Each line below should be retyped exactly, with no pictures.
====== Record extracts
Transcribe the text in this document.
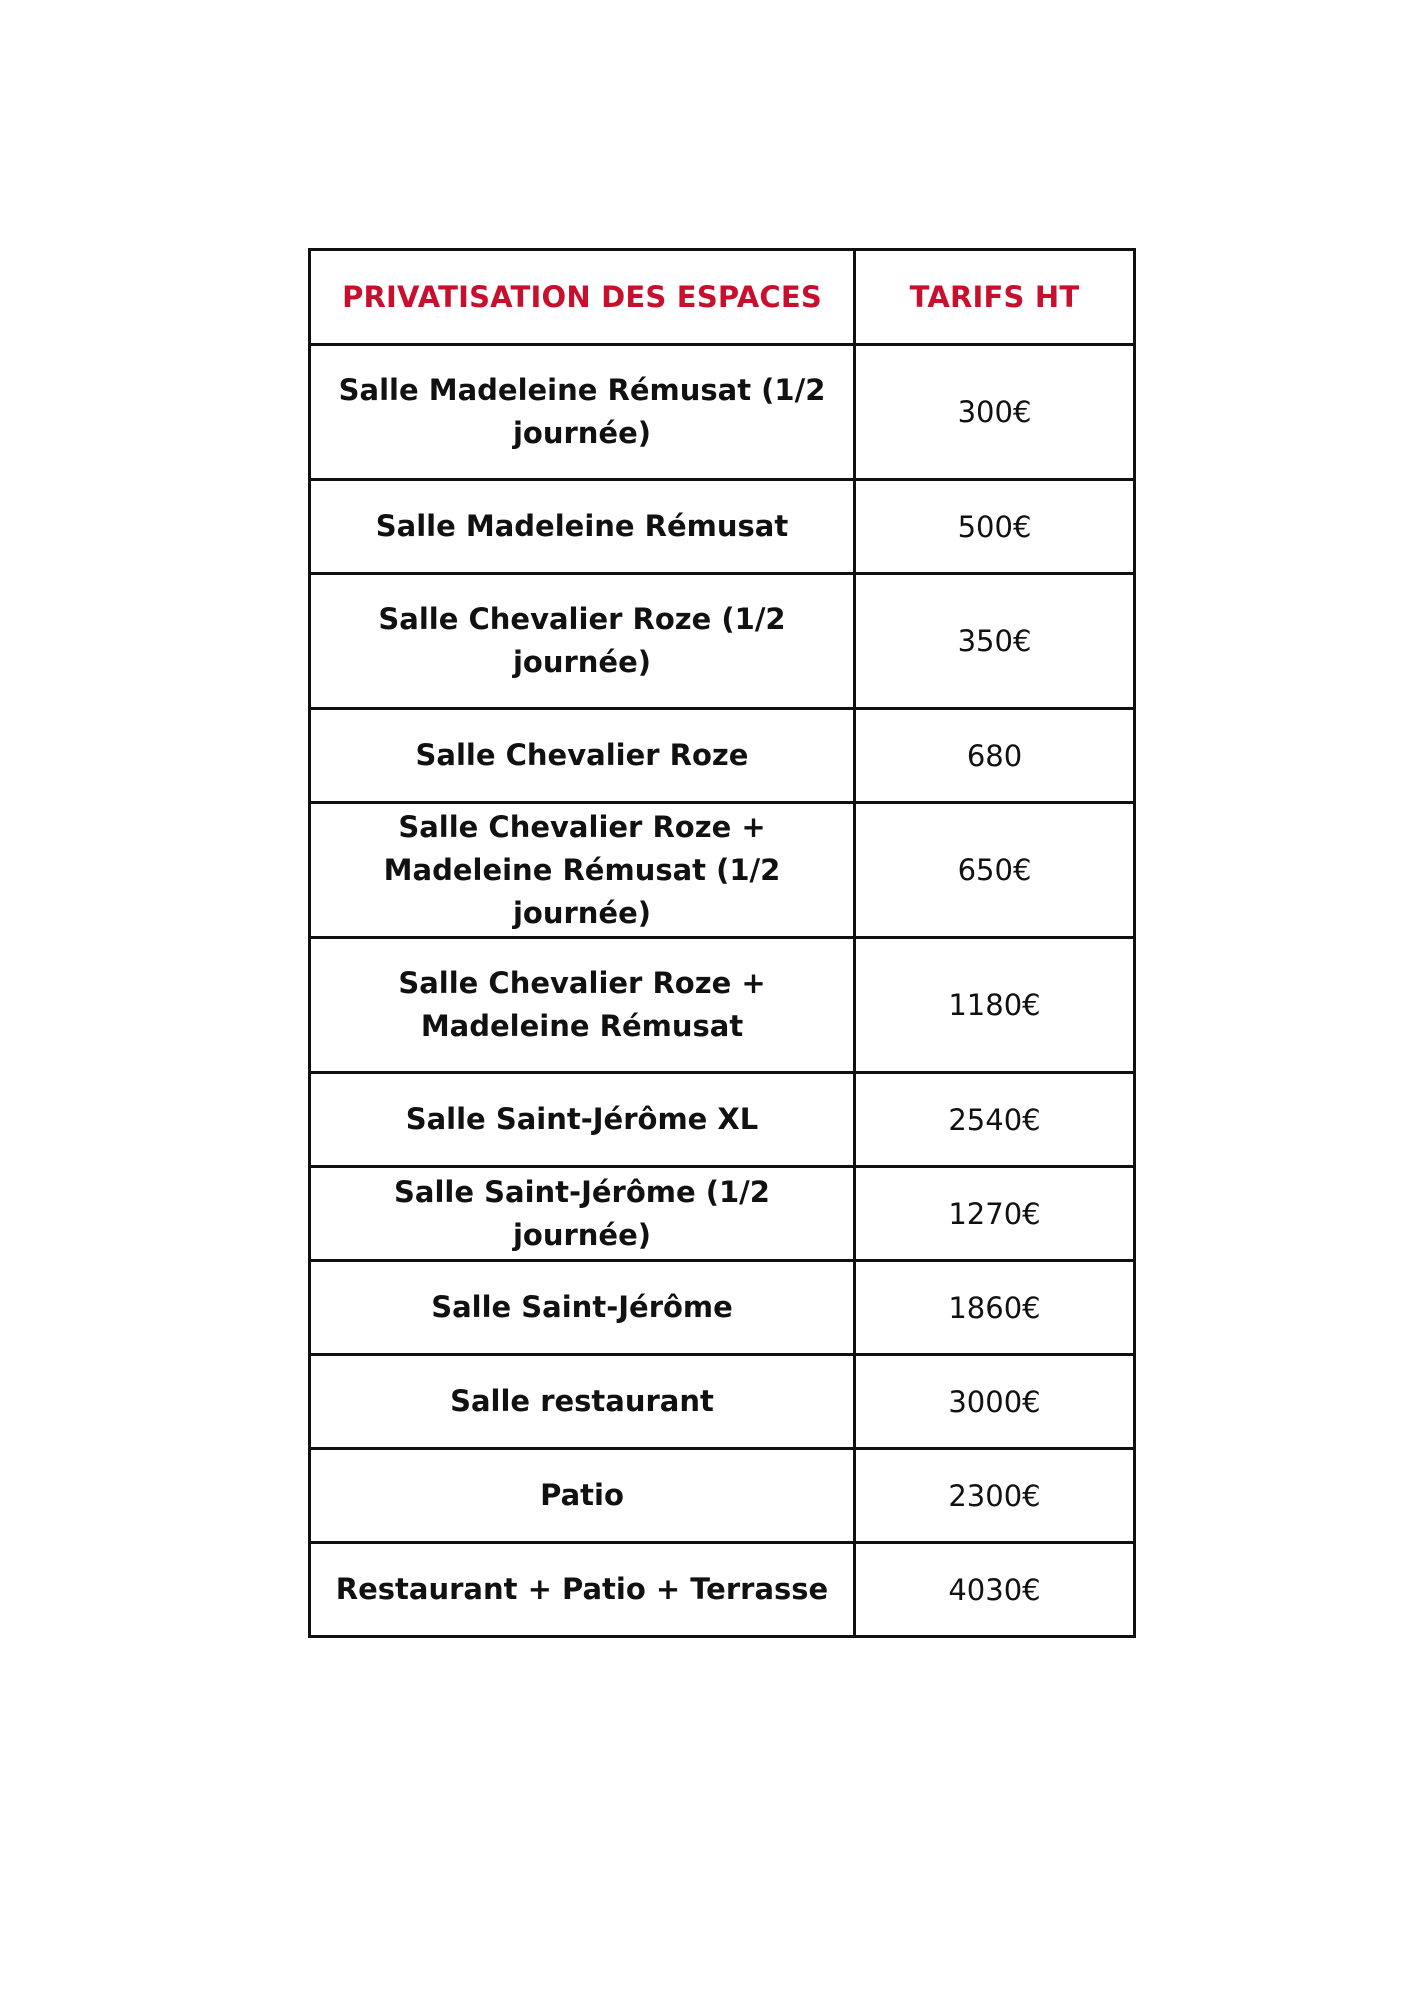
PRIVATISATION DES ESPACES	TARIFS HT
Salle Madeleine Rémusat (1/2 journée)	300€
Salle Madeleine Rémusat	500€
Salle Chevalier Roze (1/2 journée)	350€
Salle Chevalier Roze	680
Salle Chevalier Roze + Madeleine Rémusat (1/2 journée)	650€
Salle Chevalier Roze + Madeleine Rémusat	1180€
Salle Saint-Jérôme XL	2540€
Salle Saint-Jérôme (1/2 journée)	1270€
Salle Saint-Jérôme	1860€
Salle restaurant	3000€
Patio	2300€
Restaurant + Patio + Terrasse	4030€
============
■ **Full answer**
Transcribe the text in this document.
PRIVATISATION DES ESPACES	TARIFS HT
Salle Madeleine Rémusat (1/2 journée)	300€
Salle Madeleine Rémusat	500€
Salle Chevalier Roze (1/2 journée)	350€
Salle Chevalier Roze	680
Salle Chevalier Roze + Madeleine Rémusat (1/2 journée)	650€
Salle Chevalier Roze + Madeleine Rémusat	1180€
Salle Saint-Jérôme XL	2540€
Salle Saint-Jérôme (1/2 journée)	1270€
Salle Saint-Jérôme	1860€
Salle restaurant	3000€
Patio	2300€
Restaurant + Patio + Terrasse	4030€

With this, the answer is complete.